▸ **What the task requires**
List all lines of the data that include the string "Rave".

▸ **Extracted records**
☆ ☆ ☆ ☆ ☆
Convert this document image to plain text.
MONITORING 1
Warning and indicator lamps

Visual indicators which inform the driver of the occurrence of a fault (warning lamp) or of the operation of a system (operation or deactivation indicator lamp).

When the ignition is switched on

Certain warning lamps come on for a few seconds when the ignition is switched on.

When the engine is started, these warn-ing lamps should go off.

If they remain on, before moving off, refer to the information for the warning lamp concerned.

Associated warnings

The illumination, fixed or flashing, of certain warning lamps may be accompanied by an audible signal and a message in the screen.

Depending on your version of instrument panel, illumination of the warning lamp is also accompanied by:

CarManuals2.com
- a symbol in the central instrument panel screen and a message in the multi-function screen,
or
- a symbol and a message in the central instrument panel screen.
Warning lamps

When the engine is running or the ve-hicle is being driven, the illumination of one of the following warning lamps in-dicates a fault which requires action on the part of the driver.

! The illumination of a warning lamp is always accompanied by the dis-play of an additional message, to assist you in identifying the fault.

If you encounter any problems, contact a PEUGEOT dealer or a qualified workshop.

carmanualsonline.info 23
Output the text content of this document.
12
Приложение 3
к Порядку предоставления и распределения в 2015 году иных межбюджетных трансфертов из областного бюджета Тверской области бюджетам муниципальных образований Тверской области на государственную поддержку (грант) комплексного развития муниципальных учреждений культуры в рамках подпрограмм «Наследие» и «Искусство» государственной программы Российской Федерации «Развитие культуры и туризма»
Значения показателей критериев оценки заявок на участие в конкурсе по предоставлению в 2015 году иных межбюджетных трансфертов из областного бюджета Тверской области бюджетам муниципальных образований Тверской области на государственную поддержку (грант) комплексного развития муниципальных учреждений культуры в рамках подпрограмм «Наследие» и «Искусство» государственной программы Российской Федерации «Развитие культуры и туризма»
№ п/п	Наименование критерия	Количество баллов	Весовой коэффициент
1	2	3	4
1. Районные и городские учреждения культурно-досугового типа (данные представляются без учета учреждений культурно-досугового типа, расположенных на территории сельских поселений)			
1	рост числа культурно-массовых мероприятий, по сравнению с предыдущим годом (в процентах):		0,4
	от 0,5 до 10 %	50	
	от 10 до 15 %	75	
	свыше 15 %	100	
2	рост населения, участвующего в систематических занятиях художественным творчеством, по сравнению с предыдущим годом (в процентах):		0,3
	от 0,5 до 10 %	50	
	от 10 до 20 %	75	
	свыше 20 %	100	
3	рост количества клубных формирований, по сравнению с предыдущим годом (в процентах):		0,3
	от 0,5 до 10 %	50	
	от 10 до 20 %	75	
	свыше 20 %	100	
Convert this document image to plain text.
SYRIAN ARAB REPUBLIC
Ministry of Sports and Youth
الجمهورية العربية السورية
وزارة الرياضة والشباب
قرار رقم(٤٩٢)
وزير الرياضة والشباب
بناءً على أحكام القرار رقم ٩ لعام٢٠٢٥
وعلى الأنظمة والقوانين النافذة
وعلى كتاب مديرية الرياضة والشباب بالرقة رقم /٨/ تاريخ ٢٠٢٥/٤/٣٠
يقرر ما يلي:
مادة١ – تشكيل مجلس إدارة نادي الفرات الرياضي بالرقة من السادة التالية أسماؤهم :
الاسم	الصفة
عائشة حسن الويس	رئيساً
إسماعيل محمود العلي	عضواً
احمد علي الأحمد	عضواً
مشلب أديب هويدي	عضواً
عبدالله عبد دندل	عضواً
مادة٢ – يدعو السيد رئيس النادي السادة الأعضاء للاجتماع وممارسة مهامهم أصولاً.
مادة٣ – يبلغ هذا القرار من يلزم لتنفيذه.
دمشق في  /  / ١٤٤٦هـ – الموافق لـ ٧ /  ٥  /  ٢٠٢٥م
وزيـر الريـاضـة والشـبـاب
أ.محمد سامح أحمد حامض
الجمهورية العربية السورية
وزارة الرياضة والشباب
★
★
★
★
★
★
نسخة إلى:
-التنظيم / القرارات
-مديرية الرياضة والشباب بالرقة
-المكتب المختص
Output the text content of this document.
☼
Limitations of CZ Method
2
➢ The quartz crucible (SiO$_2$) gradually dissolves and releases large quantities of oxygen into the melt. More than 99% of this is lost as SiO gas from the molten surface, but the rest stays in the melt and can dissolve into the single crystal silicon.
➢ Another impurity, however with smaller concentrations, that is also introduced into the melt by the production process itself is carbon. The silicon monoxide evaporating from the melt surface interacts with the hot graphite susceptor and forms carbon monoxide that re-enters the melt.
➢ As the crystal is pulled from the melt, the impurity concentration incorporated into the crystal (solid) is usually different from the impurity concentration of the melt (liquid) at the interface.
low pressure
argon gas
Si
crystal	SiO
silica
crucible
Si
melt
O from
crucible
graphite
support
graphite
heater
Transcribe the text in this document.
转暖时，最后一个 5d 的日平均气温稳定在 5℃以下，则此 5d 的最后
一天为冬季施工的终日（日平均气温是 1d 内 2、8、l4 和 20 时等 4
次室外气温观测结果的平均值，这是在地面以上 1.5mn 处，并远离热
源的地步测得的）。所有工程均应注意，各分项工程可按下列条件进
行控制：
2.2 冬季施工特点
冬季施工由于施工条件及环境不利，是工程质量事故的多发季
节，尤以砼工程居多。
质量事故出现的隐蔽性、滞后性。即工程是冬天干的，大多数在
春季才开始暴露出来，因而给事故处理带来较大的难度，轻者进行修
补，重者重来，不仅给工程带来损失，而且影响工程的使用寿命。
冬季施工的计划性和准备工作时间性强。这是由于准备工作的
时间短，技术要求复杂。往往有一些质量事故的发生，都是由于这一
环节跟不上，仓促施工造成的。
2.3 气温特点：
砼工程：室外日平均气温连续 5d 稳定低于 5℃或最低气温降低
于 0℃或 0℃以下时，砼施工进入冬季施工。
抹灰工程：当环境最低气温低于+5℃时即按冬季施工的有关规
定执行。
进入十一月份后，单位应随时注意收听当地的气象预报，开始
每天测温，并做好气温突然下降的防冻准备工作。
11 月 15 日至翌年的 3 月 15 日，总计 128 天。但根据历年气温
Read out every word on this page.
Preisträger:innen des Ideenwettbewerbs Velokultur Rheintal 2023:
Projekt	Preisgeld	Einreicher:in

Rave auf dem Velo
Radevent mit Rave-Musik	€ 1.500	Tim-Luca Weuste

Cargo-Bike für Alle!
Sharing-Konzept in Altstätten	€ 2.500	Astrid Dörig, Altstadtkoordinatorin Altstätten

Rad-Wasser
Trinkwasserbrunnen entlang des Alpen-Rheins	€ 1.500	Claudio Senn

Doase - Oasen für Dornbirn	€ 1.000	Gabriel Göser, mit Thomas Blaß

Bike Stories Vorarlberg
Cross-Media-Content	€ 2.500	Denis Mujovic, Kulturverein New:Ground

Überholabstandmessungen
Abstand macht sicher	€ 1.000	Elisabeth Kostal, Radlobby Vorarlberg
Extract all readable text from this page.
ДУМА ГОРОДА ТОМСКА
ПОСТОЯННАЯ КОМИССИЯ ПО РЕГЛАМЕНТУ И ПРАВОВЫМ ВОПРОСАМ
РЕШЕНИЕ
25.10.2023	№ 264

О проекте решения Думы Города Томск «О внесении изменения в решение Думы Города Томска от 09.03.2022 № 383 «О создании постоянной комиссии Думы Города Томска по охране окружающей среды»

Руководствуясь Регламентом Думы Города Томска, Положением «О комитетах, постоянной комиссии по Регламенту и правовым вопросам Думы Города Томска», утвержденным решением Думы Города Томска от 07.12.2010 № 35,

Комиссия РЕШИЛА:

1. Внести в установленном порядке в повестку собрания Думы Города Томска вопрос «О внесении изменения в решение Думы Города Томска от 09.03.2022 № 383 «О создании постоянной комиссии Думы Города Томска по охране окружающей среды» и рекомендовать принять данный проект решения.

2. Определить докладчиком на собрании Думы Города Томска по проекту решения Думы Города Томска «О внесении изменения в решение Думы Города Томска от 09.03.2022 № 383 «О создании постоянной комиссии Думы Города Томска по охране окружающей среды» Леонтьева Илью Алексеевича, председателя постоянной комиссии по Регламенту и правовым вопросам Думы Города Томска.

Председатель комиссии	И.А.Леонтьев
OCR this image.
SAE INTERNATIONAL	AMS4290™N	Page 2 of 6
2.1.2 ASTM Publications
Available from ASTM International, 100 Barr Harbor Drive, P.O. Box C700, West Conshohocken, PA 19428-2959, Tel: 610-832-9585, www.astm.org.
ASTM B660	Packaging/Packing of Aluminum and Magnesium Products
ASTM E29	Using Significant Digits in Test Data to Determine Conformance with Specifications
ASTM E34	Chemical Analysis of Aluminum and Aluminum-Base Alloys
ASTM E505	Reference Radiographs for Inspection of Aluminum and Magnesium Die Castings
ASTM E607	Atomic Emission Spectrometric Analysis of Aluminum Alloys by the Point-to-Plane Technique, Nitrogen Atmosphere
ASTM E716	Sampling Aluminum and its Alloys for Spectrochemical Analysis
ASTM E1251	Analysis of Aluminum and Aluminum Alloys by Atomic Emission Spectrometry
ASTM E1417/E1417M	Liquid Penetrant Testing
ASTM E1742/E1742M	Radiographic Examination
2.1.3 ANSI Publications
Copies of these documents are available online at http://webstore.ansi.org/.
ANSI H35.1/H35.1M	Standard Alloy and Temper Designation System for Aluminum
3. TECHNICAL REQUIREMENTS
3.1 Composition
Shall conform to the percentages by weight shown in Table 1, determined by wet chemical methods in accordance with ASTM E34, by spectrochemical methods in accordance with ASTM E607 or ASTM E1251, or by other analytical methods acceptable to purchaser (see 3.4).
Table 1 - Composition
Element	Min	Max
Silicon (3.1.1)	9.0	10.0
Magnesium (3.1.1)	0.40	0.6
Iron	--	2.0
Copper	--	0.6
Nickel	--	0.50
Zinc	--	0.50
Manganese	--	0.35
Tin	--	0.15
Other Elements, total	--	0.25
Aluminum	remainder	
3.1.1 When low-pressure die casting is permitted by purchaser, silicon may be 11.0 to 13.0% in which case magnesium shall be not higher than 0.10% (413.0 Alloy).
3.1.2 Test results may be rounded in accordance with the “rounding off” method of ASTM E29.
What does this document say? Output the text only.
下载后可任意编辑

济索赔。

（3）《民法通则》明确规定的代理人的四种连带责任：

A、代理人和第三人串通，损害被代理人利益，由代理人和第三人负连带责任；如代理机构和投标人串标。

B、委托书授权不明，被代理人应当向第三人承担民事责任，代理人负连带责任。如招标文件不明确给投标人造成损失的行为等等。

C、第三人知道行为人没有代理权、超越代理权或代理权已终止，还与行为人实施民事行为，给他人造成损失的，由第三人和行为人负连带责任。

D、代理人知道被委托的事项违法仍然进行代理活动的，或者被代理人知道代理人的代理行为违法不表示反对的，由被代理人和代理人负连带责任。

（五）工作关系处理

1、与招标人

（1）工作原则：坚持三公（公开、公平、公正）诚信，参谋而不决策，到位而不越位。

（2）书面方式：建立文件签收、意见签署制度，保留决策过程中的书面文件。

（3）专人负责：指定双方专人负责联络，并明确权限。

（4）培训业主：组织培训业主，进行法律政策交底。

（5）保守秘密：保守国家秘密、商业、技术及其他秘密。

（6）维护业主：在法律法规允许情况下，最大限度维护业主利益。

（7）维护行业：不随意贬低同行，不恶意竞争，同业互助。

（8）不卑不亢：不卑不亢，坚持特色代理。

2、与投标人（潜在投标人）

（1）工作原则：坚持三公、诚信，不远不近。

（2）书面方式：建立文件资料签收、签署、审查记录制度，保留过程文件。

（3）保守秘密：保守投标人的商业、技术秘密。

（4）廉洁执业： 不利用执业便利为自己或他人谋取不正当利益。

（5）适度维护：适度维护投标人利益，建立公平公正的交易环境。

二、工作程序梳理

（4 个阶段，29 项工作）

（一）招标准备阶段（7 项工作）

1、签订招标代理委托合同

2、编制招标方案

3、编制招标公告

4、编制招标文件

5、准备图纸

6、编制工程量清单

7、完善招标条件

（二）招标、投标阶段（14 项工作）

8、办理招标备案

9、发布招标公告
☆ ☆ ☆ ☆ ☆
▸ **Written reply**
Rave auf dem Velo
Radevent mit Rave-Musik	€ 1.500	Tim-Luca Weuste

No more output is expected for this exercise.